▶ [WORK TO COMPLETE]: Leave out the pictures and copy each record below exactly.

(Records)
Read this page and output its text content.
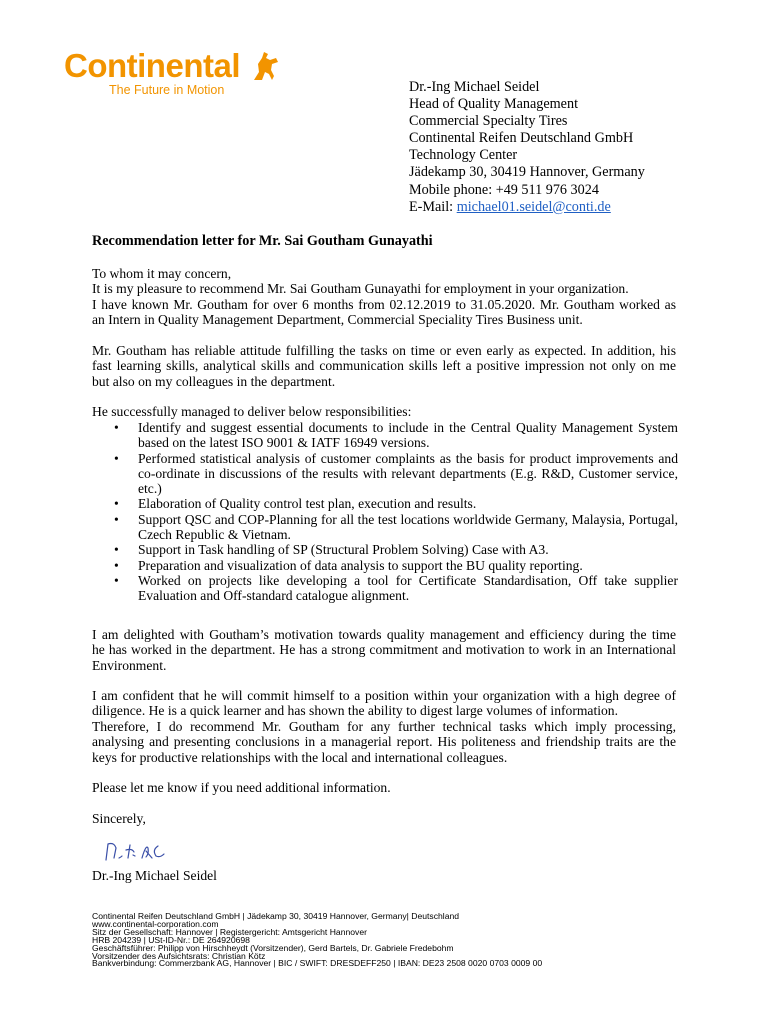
Continental
The Future in Motion	Dr.-Ing Michael Seidel
Head of Quality Management
Commercial Specialty Tires
Continental Reifen Deutschland GmbH
Technology Center
Jädekamp 30, 30419 Hannover, Germany
Mobile phone: +49 511 976 3024
E-Mail: michael01.seidel@conti.de
Recommendation letter for Mr. Sai Goutham Gunayathi
To whom it may concern,
It is my pleasure to recommend Mr. Sai Goutham Gunayathi for employment in your organization.
I have known Mr. Goutham for over 6 months from 02.12.2019 to 31.05.2020. Mr. Goutham worked as
an Intern in Quality Management Department, Commercial Speciality Tires Business unit.
Mr. Goutham has reliable attitude fulfilling the tasks on time or even early as expected. In addition, his
fast learning skills, analytical skills and communication skills left a positive impression not only on me
but also on my colleagues in the department.
He successfully managed to deliver below responsibilities:
• Identify and suggest essential documents to include in the Central Quality Management System based on the latest ISO 9001 & IATF 16949 versions.
• Performed statistical analysis of customer complaints as the basis for product improvements and co-ordinate in discussions of the results with relevant departments (E.g. R&D, Customer service, etc.)
• Elaboration of Quality control test plan, execution and results.
• Support QSC and COP-Planning for all the test locations worldwide Germany, Malaysia, Portugal, Czech Republic & Vietnam.
• Support in Task handling of SP (Structural Problem Solving) Case with A3.
• Preparation and visualization of data analysis to support the BU quality reporting.
• Worked on projects like developing a tool for Certificate Standardisation, Off take supplier Evaluation and Off-standard catalogue alignment.
I am delighted with Goutham’s motivation towards quality management and efficiency during the time
he has worked in the department. He has a strong commitment and motivation to work in an International
Environment.
I am confident that he will commit himself to a position within your organization with a high degree of
diligence. He is a quick learner and has shown the ability to digest large volumes of information.
Therefore, I do recommend Mr. Goutham for any further technical tasks which imply processing,
analysing and presenting conclusions in a managerial report. His politeness and friendship traits are the
keys for productive relationships with the local and international colleagues.
Please let me know if you need additional information.
Sincerely,
Dr.-Ing Michael Seidel
Continental Reifen Deutschland GmbH | Jädekamp 30, 30419 Hannover, Germany| Deutschland
www.continental-corporation.com
Sitz der Gesellschaft: Hannover | Registergericht: Amtsgericht Hannover
HRB 204239 | USt-ID-Nr.: DE 264920698
Geschäftsführer: Philipp von Hirschheydt (Vorsitzender), Gerd Bartels, Dr. Gabriele Fredebohm
Vorsitzender des Aufsichtsrats: Christian Kötz
Bankverbindung: Commerzbank AG, Hannover | BIC / SWIFT: DRESDEFF250 | IBAN: DE23 2508 0020 0703 0009 00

▶ [ANSWER BELOW]:
Read this page and output its text content.
Continental
The Future in Motion	Dr.-Ing Michael Seidel
Head of Quality Management
Commercial Specialty Tires
Continental Reifen Deutschland GmbH
Technology Center
Jädekamp 30, 30419 Hannover, Germany
Mobile phone: +49 511 976 3024
E-Mail: michael01.seidel@conti.de
Recommendation letter for Mr. Sai Goutham Gunayathi
To whom it may concern,
It is my pleasure to recommend Mr. Sai Goutham Gunayathi for employment in your organization.
I have known Mr. Goutham for over 6 months from 02.12.2019 to 31.05.2020. Mr. Goutham worked as
an Intern in Quality Management Department, Commercial Speciality Tires Business unit.
Mr. Goutham has reliable attitude fulfilling the tasks on time or even early as expected. In addition, his
fast learning skills, analytical skills and communication skills left a positive impression not only on me
but also on my colleagues in the department.
He successfully managed to deliver below responsibilities:
• Identify and suggest essential documents to include in the Central Quality Management System based on the latest ISO 9001 & IATF 16949 versions.
• Performed statistical analysis of customer complaints as the basis for product improvements and co-ordinate in discussions of the results with relevant departments (E.g. R&D, Customer service, etc.)
• Elaboration of Quality control test plan, execution and results.
• Support QSC and COP-Planning for all the test locations worldwide Germany, Malaysia, Portugal, Czech Republic & Vietnam.
• Support in Task handling of SP (Structural Problem Solving) Case with A3.
• Preparation and visualization of data analysis to support the BU quality reporting.
• Worked on projects like developing a tool for Certificate Standardisation, Off take supplier Evaluation and Off-standard catalogue alignment.
I am delighted with Goutham’s motivation towards quality management and efficiency during the time
he has worked in the department. He has a strong commitment and motivation to work in an International
Environment.
I am confident that he will commit himself to a position within your organization with a high degree of
diligence. He is a quick learner and has shown the ability to digest large volumes of information.
Therefore, I do recommend Mr. Goutham for any further technical tasks which imply processing,
analysing and presenting conclusions in a managerial report. His politeness and friendship traits are the
keys for productive relationships with the local and international colleagues.
Please let me know if you need additional information.
Sincerely,
Dr.-Ing Michael Seidel
Continental Reifen Deutschland GmbH | Jädekamp 30, 30419 Hannover, Germany| Deutschland
www.continental-corporation.com
Sitz der Gesellschaft: Hannover | Registergericht: Amtsgericht Hannover
HRB 204239 | USt-ID-Nr.: DE 264920698
Geschäftsführer: Philipp von Hirschheydt (Vorsitzender), Gerd Bartels, Dr. Gabriele Fredebohm
Vorsitzender des Aufsichtsrats: Christian Kötz
Bankverbindung: Commerzbank AG, Hannover | BIC / SWIFT: DRESDEFF250 | IBAN: DE23 2508 0020 0703 0009 00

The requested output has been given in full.